Job -
Could you transcribe the material below exactly, without leaving out a single line?

Records provided -
## BEGIN
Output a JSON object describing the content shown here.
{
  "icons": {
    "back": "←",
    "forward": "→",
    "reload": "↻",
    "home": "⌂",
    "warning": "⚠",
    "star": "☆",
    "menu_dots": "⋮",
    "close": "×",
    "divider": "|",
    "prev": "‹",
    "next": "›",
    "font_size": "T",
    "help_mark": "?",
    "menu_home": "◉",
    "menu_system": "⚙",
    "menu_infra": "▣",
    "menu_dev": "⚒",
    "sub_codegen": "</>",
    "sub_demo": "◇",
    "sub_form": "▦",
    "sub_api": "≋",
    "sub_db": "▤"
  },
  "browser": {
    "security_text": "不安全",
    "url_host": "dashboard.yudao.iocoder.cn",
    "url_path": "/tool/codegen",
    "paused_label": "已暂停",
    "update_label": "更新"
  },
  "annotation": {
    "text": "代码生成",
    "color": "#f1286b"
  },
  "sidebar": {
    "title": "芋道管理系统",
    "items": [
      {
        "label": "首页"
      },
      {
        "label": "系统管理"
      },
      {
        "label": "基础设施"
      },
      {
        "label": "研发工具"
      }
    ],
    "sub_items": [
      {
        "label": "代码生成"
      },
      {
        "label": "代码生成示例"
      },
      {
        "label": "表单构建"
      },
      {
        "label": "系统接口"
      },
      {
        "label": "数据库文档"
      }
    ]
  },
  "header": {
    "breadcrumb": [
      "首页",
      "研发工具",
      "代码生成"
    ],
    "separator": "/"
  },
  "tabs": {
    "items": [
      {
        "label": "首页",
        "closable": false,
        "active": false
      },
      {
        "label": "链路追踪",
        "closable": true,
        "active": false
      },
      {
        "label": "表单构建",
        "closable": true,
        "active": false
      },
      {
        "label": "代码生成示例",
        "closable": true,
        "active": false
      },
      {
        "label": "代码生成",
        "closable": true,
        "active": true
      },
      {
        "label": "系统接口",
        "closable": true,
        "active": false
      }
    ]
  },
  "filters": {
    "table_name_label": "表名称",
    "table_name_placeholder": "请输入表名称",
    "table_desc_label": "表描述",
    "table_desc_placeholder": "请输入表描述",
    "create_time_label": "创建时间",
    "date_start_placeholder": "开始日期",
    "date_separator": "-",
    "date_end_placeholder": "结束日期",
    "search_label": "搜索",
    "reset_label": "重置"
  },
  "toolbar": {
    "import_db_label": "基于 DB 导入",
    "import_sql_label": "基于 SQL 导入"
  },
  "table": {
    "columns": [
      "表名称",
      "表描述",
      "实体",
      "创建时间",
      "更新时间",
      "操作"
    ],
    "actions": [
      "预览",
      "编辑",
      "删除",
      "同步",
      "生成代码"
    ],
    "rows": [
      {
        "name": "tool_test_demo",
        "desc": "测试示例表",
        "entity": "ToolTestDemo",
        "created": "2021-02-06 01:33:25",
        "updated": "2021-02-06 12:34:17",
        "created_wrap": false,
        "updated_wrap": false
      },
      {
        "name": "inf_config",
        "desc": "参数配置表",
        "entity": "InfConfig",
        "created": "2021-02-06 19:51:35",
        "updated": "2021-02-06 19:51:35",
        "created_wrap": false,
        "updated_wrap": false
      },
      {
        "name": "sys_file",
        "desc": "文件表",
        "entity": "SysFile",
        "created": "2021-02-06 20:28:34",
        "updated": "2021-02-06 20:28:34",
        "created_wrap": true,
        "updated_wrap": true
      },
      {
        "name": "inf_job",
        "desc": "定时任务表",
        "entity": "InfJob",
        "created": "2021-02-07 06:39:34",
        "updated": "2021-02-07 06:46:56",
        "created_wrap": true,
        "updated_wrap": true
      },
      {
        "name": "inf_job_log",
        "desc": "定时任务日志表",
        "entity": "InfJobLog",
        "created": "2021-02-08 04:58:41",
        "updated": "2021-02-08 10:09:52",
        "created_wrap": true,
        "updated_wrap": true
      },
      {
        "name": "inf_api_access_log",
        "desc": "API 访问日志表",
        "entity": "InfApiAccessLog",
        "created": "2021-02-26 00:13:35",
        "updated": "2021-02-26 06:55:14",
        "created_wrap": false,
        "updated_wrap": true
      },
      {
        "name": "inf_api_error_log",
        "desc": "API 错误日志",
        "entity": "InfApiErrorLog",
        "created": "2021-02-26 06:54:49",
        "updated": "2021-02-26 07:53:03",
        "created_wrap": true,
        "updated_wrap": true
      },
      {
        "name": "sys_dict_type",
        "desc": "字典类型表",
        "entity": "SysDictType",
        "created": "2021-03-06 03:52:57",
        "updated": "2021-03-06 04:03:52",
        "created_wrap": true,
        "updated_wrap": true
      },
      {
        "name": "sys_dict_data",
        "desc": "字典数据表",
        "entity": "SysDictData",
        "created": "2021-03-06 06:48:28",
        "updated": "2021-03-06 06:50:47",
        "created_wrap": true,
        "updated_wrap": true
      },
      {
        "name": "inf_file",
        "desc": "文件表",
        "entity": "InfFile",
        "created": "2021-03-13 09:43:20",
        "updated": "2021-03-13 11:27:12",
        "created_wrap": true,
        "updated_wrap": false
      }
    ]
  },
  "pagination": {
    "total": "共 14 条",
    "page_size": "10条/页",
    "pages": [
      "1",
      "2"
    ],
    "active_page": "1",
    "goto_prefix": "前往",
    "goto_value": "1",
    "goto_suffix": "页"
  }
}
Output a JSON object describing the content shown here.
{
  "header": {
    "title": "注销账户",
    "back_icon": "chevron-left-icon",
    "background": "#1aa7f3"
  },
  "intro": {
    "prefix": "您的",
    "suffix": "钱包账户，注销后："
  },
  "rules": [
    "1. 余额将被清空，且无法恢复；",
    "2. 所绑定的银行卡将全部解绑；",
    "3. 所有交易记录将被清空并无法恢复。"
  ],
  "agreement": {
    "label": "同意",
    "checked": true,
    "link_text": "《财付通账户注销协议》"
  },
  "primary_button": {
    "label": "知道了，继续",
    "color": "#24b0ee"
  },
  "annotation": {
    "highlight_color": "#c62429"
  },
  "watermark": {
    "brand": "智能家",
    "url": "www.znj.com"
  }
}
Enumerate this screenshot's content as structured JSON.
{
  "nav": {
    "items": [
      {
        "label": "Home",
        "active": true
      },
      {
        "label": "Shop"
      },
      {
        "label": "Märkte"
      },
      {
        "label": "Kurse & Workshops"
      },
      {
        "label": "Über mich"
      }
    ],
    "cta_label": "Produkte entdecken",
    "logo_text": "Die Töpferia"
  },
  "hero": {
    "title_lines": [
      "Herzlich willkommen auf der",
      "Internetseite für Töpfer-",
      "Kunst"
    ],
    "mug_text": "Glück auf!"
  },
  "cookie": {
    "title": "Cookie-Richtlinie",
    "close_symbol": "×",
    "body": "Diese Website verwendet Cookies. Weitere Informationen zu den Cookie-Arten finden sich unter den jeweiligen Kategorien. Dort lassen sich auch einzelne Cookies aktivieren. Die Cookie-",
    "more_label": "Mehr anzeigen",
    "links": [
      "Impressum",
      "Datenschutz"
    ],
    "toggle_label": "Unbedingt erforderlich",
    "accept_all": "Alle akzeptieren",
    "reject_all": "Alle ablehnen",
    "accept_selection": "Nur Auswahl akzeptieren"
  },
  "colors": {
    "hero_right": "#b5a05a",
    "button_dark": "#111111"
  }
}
## END
Response -
Output a JSON object describing the content shown here.
{
  "icons": {
    "back": "←",
    "forward": "→",
    "reload": "↻",
    "home": "⌂",
    "warning": "⚠",
    "star": "☆",
    "menu_dots": "⋮",
    "close": "×",
    "divider": "|",
    "prev": "‹",
    "next": "›",
    "font_size": "T",
    "help_mark": "?",
    "menu_home": "◉",
    "menu_system": "⚙",
    "menu_infra": "▣",
    "menu_dev": "⚒",
    "sub_codegen": "</>",
    "sub_demo": "◇",
    "sub_form": "▦",
    "sub_api": "≋",
    "sub_db": "▤"
  },
  "browser": {
    "security_text": "不安全",
    "url_host": "dashboard.yudao.iocoder.cn",
    "url_path": "/tool/codegen",
    "paused_label": "已暂停",
    "update_label": "更新"
  },
  "annotation": {
    "text": "代码生成",
    "color": "#f1286b"
  },
  "sidebar": {
    "title": "芋道管理系统",
    "items": [
      {
        "label": "首页"
      },
      {
        "label": "系统管理"
      },
      {
        "label": "基础设施"
      },
      {
        "label": "研发工具"
      }
    ],
    "sub_items": [
      {
        "label": "代码生成"
      },
      {
        "label": "代码生成示例"
      },
      {
        "label": "表单构建"
      },
      {
        "label": "系统接口"
      },
      {
        "label": "数据库文档"
      }
    ]
  },
  "header": {
    "breadcrumb": [
      "首页",
      "研发工具",
      "代码生成"
    ],
    "separator": "/"
  },
  "tabs": {
    "items": [
      {
        "label": "首页",
        "closable": false,
        "active": false
      },
      {
        "label": "链路追踪",
        "closable": true,
        "active": false
      },
      {
        "label": "表单构建",
        "closable": true,
        "active": false
      },
      {
        "label": "代码生成示例",
        "closable": true,
        "active": false
      },
      {
        "label": "代码生成",
        "closable": true,
        "active": true
      },
      {
        "label": "系统接口",
        "closable": true,
        "active": false
      }
    ]
  },
  "filters": {
    "table_name_label": "表名称",
    "table_name_placeholder": "请输入表名称",
    "table_desc_label": "表描述",
    "table_desc_placeholder": "请输入表描述",
    "create_time_label": "创建时间",
    "date_start_placeholder": "开始日期",
    "date_separator": "-",
    "date_end_placeholder": "结束日期",
    "search_label": "搜索",
    "reset_label": "重置"
  },
  "toolbar": {
    "import_db_label": "基于 DB 导入",
    "import_sql_label": "基于 SQL 导入"
  },
  "table": {
    "columns": [
      "表名称",
      "表描述",
      "实体",
      "创建时间",
      "更新时间",
      "操作"
    ],
    "actions": [
      "预览",
      "编辑",
      "删除",
      "同步",
      "生成代码"
    ],
    "rows": [
      {
        "name": "tool_test_demo",
        "desc": "测试示例表",
        "entity": "ToolTestDemo",
        "created": "2021-02-06 01:33:25",
        "updated": "2021-02-06 12:34:17",
        "created_wrap": false,
        "updated_wrap": false
      },
      {
        "name": "inf_config",
        "desc": "参数配置表",
        "entity": "InfConfig",
        "created": "2021-02-06 19:51:35",
        "updated": "2021-02-06 19:51:35",
        "created_wrap": false,
        "updated_wrap": false
      },
      {
        "name": "sys_file",
        "desc": "文件表",
        "entity": "SysFile",
        "created": "2021-02-06 20:28:34",
        "updated": "2021-02-06 20:28:34",
        "created_wrap": true,
        "updated_wrap": true
      },
      {
        "name": "inf_job",
        "desc": "定时任务表",
        "entity": "InfJob",
        "created": "2021-02-07 06:39:34",
        "updated": "2021-02-07 06:46:56",
        "created_wrap": true,
        "updated_wrap": true
      },
      {
        "name": "inf_job_log",
        "desc": "定时任务日志表",
        "entity": "InfJobLog",
        "created": "2021-02-08 04:58:41",
        "updated": "2021-02-08 10:09:52",
        "created_wrap": true,
        "updated_wrap": true
      },
      {
        "name": "inf_api_access_log",
        "desc": "API 访问日志表",
        "entity": "InfApiAccessLog",
        "created": "2021-02-26 00:13:35",
        "updated": "2021-02-26 06:55:14",
        "created_wrap": false,
        "updated_wrap": true
      },
      {
        "name": "inf_api_error_log",
        "desc": "API 错误日志",
        "entity": "InfApiErrorLog",
        "created": "2021-02-26 06:54:49",
        "updated": "2021-02-26 07:53:03",
        "created_wrap": true,
        "updated_wrap": true
      },
      {
        "name": "sys_dict_type",
        "desc": "字典类型表",
        "entity": "SysDictType",
        "created": "2021-03-06 03:52:57",
        "updated": "2021-03-06 04:03:52",
        "created_wrap": true,
        "updated_wrap": true
      },
      {
        "name": "sys_dict_data",
        "desc": "字典数据表",
        "entity": "SysDictData",
        "created": "2021-03-06 06:48:28",
        "updated": "2021-03-06 06:50:47",
        "created_wrap": true,
        "updated_wrap": true
      },
      {
        "name": "inf_file",
        "desc": "文件表",
        "entity": "InfFile",
        "created": "2021-03-13 09:43:20",
        "updated": "2021-03-13 11:27:12",
        "created_wrap": true,
        "updated_wrap": false
      }
    ]
  },
  "pagination": {
    "total": "共 14 条",
    "page_size": "10条/页",
    "pages": [
      "1",
      "2"
    ],
    "active_page": "1",
    "goto_prefix": "前往",
    "goto_value": "1",
    "goto_suffix": "页"
  }
}
Output a JSON object describing the content shown here.
{
  "header": {
    "title": "注销账户",
    "back_icon": "chevron-left-icon",
    "background": "#1aa7f3"
  },
  "intro": {
    "prefix": "您的",
    "suffix": "钱包账户，注销后："
  },
  "rules": [
    "1. 余额将被清空，且无法恢复；",
    "2. 所绑定的银行卡将全部解绑；",
    "3. 所有交易记录将被清空并无法恢复。"
  ],
  "agreement": {
    "label": "同意",
    "checked": true,
    "link_text": "《财付通账户注销协议》"
  },
  "primary_button": {
    "label": "知道了，继续",
    "color": "#24b0ee"
  },
  "annotation": {
    "highlight_color": "#c62429"
  },
  "watermark": {
    "brand": "智能家",
    "url": "www.znj.com"
  }
}
Enumerate this screenshot's content as structured JSON.
{
  "nav": {
    "items": [
      {
        "label": "Home",
        "active": true
      },
      {
        "label": "Shop"
      },
      {
        "label": "Märkte"
      },
      {
        "label": "Kurse & Workshops"
      },
      {
        "label": "Über mich"
      }
    ],
    "cta_label": "Produkte entdecken",
    "logo_text": "Die Töpferia"
  },
  "hero": {
    "title_lines": [
      "Herzlich willkommen auf der",
      "Internetseite für Töpfer-",
      "Kunst"
    ],
    "mug_text": "Glück auf!"
  },
  "cookie": {
    "title": "Cookie-Richtlinie",
    "close_symbol": "×",
    "body": "Diese Website verwendet Cookies. Weitere Informationen zu den Cookie-Arten finden sich unter den jeweiligen Kategorien. Dort lassen sich auch einzelne Cookies aktivieren. Die Cookie-",
    "more_label": "Mehr anzeigen",
    "links": [
      "Impressum",
      "Datenschutz"
    ],
    "toggle_label": "Unbedingt erforderlich",
    "accept_all": "Alle akzeptieren",
    "reject_all": "Alle ablehnen",
    "accept_selection": "Nur Auswahl akzeptieren"
  },
  "colors": {
    "hero_right": "#b5a05a",
    "button_dark": "#111111"
  }
}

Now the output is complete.